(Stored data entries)

****************************************

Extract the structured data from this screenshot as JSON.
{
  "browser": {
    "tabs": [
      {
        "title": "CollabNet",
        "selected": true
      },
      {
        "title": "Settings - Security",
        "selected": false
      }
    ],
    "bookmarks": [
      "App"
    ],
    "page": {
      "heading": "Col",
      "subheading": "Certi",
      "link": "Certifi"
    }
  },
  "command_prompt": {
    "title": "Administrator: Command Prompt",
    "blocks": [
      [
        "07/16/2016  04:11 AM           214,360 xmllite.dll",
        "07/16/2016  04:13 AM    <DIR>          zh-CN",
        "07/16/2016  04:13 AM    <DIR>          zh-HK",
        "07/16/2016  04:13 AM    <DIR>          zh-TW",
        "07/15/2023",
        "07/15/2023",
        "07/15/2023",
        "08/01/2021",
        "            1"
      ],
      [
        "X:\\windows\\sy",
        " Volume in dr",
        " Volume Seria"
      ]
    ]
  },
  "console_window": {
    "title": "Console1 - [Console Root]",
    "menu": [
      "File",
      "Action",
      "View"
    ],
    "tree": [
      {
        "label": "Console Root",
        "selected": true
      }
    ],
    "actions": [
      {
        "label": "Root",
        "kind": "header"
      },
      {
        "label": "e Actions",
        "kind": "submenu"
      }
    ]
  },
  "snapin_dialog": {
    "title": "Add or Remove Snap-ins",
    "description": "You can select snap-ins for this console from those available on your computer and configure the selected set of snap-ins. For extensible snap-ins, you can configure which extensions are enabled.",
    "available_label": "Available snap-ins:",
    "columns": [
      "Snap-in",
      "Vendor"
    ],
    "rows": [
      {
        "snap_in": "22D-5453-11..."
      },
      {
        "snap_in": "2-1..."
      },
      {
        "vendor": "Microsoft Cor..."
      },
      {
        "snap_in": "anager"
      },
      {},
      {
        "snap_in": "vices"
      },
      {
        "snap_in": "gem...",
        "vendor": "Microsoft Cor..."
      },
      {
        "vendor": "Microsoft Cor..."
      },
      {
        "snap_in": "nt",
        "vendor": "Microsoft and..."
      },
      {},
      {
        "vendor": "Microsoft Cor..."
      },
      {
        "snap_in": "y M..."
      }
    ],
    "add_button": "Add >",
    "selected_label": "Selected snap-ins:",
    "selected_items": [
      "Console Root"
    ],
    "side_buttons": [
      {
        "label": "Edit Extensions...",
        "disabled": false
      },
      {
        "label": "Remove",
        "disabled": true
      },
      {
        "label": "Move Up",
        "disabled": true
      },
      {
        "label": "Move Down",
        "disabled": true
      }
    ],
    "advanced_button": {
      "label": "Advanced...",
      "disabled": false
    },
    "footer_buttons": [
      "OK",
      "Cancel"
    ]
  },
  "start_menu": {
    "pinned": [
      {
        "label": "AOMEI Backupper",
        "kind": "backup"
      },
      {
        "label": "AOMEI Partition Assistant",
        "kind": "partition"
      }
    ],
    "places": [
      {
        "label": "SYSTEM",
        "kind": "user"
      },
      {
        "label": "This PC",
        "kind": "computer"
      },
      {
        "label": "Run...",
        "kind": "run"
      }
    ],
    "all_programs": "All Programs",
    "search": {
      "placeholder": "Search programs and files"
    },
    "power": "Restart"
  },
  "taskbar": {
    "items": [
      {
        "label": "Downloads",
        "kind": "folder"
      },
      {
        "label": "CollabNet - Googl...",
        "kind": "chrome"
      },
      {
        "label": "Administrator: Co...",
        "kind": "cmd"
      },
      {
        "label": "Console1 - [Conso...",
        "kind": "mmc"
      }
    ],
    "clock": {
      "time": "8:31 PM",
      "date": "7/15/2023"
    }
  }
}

****************************************

Show each line of the listing that holds the string "title".

• [RIGHT ANSWER]:
        "title": "CollabNet",
        "title": "Settings - Security",
    "title": "Administrator: Command Prompt",
    "title": "Console1 - [Console Root]",
    "title": "Add or Remove Snap-ins",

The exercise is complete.